Work instructions:
List every line in this data where the string "WIND" occurs.

(Records from a collection of figures)
^^^^

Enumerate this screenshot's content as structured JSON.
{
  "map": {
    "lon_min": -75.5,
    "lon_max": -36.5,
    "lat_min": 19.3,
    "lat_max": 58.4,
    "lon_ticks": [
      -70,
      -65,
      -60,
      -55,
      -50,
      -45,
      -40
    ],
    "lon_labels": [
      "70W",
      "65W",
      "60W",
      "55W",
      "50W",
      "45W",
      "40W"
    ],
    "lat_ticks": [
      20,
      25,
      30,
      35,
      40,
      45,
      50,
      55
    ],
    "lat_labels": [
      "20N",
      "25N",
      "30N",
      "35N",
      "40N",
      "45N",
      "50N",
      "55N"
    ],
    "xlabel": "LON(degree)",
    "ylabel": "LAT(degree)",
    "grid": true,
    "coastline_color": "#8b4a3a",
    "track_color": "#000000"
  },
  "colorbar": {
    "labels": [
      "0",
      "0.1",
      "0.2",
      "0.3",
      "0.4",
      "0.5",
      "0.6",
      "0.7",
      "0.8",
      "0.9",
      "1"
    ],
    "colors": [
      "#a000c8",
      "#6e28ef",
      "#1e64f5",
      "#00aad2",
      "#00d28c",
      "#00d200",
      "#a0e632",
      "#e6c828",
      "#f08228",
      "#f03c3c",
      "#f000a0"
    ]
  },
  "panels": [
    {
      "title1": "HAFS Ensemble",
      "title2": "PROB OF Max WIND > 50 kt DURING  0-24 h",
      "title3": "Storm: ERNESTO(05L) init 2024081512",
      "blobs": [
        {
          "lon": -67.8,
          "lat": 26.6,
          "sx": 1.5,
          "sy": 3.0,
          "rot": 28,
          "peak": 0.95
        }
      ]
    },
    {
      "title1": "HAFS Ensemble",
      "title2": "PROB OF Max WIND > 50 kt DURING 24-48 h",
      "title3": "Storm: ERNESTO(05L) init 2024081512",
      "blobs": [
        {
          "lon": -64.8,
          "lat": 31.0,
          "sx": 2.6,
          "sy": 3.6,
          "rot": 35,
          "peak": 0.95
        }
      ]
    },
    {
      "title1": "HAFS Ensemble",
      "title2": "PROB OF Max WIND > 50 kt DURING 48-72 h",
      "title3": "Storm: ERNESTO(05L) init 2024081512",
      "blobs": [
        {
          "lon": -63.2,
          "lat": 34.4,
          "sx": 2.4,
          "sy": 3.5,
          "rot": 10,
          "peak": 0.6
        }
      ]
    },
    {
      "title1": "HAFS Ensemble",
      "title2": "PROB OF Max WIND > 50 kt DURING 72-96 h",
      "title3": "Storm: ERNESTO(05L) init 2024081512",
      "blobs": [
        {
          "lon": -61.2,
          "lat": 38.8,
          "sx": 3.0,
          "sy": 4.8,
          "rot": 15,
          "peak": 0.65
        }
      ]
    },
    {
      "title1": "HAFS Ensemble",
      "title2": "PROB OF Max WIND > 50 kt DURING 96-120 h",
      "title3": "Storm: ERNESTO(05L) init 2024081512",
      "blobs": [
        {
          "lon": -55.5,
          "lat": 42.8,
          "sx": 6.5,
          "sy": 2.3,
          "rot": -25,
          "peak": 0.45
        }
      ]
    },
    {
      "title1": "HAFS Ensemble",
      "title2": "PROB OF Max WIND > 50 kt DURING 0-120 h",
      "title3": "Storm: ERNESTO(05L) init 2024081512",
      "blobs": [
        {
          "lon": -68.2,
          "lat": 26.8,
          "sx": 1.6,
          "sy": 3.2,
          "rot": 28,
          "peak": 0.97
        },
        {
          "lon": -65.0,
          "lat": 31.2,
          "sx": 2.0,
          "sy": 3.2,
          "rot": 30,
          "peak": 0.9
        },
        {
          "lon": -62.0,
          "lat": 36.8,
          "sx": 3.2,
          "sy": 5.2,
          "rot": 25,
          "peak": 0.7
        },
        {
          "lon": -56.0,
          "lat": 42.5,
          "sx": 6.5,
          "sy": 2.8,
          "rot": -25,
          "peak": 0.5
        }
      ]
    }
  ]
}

^^^^

Finished exercise:
      "title2": "PROB OF Max WIND > 50 kt DURING  0-24 h",
      "title2": "PROB OF Max WIND > 50 kt DURING 24-48 h",
      "title2": "PROB OF Max WIND > 50 kt DURING 48-72 h",
      "title2": "PROB OF Max WIND > 50 kt DURING 72-96 h",
      "title2": "PROB OF Max WIND > 50 kt DURING 96-120 h",
      "title2": "PROB OF Max WIND > 50 kt DURING 0-120 h",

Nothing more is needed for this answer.